Stored data
------------------------------------------------------------

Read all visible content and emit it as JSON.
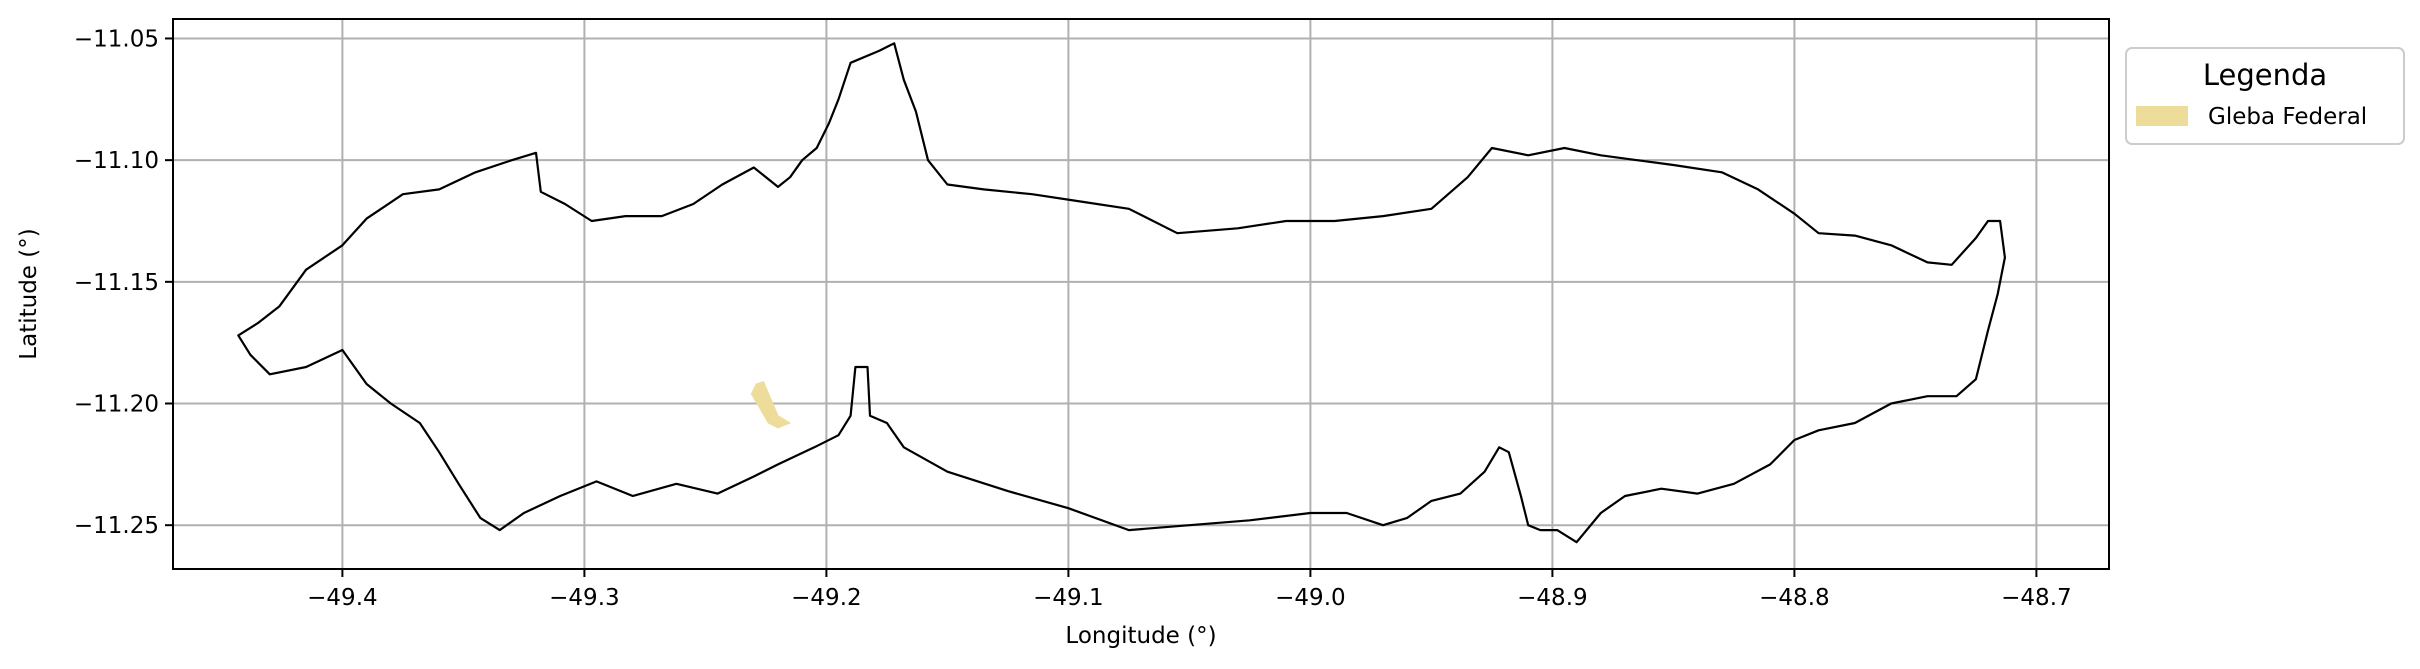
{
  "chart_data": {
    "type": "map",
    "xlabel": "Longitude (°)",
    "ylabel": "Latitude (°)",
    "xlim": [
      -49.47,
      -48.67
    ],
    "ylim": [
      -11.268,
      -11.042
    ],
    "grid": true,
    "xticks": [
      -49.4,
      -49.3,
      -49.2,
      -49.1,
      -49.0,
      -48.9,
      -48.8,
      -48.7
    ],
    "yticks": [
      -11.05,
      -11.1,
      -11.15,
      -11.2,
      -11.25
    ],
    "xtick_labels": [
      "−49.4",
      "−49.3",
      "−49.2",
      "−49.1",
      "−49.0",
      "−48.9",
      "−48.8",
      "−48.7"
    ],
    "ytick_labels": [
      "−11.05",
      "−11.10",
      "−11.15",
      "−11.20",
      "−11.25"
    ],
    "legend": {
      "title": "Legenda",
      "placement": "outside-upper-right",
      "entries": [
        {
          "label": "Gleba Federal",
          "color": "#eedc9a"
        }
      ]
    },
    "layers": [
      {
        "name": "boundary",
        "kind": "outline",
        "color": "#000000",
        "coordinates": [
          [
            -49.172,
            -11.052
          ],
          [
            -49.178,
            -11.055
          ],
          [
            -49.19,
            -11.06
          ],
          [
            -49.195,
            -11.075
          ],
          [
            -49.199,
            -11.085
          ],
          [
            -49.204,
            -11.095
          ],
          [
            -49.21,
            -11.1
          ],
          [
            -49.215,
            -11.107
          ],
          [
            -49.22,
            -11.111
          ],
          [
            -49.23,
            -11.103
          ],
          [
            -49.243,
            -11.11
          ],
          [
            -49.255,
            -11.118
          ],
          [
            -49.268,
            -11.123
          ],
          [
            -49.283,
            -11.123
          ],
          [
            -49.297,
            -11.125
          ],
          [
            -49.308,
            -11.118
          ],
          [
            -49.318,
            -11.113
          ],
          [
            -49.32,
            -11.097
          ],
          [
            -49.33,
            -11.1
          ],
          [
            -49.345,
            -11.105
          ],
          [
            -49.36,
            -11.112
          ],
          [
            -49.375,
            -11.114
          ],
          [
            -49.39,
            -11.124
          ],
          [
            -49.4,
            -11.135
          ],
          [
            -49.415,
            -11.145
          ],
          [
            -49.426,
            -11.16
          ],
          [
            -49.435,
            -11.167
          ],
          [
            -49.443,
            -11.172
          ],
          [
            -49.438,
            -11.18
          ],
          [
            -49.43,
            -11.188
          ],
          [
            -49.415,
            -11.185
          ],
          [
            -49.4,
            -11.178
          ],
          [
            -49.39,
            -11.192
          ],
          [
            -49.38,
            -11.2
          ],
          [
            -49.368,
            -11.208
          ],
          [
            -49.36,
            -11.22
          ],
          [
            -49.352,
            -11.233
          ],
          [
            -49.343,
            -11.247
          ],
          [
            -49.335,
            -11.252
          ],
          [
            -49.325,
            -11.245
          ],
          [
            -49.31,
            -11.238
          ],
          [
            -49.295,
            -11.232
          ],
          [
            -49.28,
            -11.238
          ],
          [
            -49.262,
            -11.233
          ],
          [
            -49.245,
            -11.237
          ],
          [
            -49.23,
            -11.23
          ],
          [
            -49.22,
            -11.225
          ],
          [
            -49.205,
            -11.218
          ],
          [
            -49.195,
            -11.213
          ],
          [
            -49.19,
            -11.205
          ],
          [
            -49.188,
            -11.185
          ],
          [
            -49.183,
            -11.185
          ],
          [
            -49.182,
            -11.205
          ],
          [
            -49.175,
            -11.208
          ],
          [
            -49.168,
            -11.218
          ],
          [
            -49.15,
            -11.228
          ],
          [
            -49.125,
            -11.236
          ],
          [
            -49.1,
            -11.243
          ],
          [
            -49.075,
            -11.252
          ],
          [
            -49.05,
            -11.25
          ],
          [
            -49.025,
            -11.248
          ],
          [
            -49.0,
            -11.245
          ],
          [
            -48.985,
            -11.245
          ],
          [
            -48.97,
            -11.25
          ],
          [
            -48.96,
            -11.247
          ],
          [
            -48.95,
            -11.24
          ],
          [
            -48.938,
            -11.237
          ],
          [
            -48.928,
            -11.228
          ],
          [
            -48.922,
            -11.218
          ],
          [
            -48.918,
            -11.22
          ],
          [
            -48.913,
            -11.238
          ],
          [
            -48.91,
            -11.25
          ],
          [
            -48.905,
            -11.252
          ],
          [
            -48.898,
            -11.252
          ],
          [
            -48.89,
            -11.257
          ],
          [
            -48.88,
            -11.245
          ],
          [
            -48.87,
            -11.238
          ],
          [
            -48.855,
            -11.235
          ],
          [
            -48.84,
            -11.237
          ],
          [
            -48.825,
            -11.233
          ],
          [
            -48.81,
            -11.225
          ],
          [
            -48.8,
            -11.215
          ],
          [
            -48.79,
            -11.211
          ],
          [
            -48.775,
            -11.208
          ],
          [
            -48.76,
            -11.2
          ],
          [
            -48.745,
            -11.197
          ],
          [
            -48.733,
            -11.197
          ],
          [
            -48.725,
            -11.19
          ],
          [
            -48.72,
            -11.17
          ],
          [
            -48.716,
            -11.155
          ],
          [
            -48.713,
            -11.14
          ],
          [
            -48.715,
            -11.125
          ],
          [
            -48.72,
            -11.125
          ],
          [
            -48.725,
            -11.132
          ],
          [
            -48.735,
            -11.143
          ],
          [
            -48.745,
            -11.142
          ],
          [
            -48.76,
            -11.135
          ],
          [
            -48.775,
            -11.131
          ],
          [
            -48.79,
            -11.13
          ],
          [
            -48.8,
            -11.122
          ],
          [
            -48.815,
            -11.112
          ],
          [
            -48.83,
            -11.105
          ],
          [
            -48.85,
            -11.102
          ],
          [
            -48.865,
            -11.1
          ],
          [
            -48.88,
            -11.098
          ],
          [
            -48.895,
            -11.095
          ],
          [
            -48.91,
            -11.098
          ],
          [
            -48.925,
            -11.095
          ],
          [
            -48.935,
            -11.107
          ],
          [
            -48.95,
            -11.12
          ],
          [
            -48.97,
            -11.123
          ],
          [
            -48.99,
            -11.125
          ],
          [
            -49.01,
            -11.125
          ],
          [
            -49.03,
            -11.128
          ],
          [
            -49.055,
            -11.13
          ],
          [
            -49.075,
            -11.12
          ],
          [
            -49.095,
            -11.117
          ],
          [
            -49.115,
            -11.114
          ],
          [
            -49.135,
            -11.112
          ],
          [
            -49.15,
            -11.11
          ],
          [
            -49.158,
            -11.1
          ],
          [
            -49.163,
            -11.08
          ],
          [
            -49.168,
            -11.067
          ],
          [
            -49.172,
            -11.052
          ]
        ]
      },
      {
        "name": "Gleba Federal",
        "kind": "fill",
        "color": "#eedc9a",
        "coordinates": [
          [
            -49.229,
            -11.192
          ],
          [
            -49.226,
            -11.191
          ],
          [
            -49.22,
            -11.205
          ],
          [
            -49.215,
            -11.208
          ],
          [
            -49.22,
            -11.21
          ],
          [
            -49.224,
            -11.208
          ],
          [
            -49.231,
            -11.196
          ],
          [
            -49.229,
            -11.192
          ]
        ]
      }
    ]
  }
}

------------------------------------------------------------

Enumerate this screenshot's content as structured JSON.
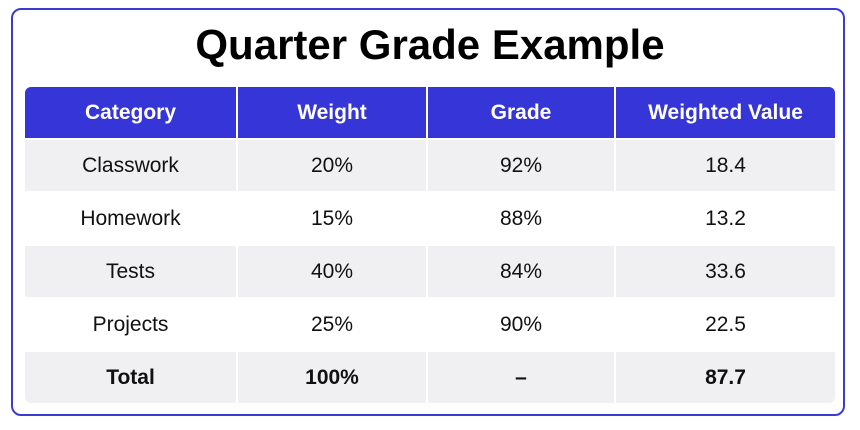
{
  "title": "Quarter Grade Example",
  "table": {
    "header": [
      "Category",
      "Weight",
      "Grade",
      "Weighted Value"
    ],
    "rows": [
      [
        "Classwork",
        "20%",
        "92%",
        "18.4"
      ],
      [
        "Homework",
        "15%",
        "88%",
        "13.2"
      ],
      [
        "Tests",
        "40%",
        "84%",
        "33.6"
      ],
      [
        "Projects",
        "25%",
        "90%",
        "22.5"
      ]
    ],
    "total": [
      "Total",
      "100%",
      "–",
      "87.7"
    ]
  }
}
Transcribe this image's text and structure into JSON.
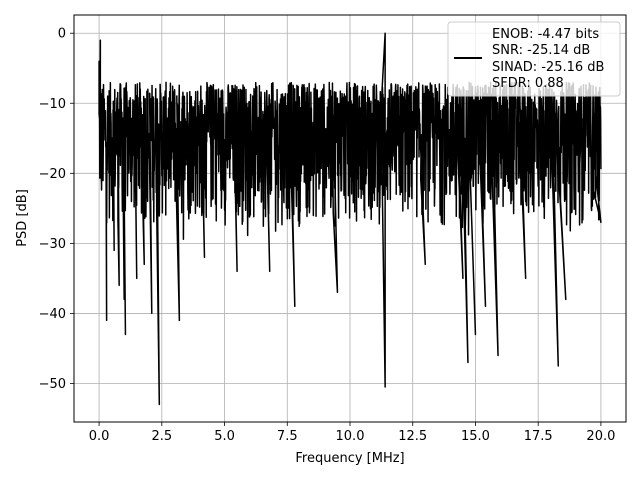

------------------------------------------------------------

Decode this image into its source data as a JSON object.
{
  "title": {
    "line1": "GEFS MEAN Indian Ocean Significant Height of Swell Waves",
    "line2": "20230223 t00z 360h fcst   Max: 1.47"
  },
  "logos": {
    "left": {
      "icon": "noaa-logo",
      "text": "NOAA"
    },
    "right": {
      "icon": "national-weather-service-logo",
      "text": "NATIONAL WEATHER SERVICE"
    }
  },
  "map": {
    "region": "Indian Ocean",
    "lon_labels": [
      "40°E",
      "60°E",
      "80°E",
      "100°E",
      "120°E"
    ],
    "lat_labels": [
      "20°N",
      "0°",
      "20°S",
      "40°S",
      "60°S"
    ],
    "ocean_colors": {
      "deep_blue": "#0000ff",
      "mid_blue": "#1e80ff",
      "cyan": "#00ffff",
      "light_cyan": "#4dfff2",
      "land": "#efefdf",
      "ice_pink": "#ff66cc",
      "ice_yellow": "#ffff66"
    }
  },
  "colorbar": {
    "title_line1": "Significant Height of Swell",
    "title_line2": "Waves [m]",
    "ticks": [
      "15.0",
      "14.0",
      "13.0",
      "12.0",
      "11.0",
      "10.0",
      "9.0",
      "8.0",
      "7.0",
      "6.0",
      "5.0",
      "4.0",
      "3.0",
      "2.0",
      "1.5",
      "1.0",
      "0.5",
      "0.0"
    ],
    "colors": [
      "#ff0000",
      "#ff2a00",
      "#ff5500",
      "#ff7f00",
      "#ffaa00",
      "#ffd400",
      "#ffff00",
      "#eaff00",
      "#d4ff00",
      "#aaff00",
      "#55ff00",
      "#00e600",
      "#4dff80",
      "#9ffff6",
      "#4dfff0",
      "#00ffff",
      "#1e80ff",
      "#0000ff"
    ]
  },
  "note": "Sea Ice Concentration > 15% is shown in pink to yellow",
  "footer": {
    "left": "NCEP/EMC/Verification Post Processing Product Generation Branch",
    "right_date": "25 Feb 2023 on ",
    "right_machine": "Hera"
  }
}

------------------------------------------------------------

Written exercise:
Go back to the listing above and reproduce, exactly, the stretch from the line bearing "Enumerate this screenshot's" through the line bearing "Transcribe this image's", without its pictures.

Task output:
Enumerate this screenshot's content as structured JSON.
{
  "title": "Quarter Grade Example",
  "table": {
    "header": [
      "Category",
      "Weight",
      "Grade",
      "Weighted Value"
    ],
    "rows": [
      [
        "Classwork",
        "20%",
        "92%",
        "18.4"
      ],
      [
        "Homework",
        "15%",
        "88%",
        "13.2"
      ],
      [
        "Tests",
        "40%",
        "84%",
        "33.6"
      ],
      [
        "Projects",
        "25%",
        "90%",
        "22.5"
      ]
    ],
    "total": [
      "Total",
      "100%",
      "–",
      "87.7"
    ]
  }
}
Transcribe this image's text and structure into JSON.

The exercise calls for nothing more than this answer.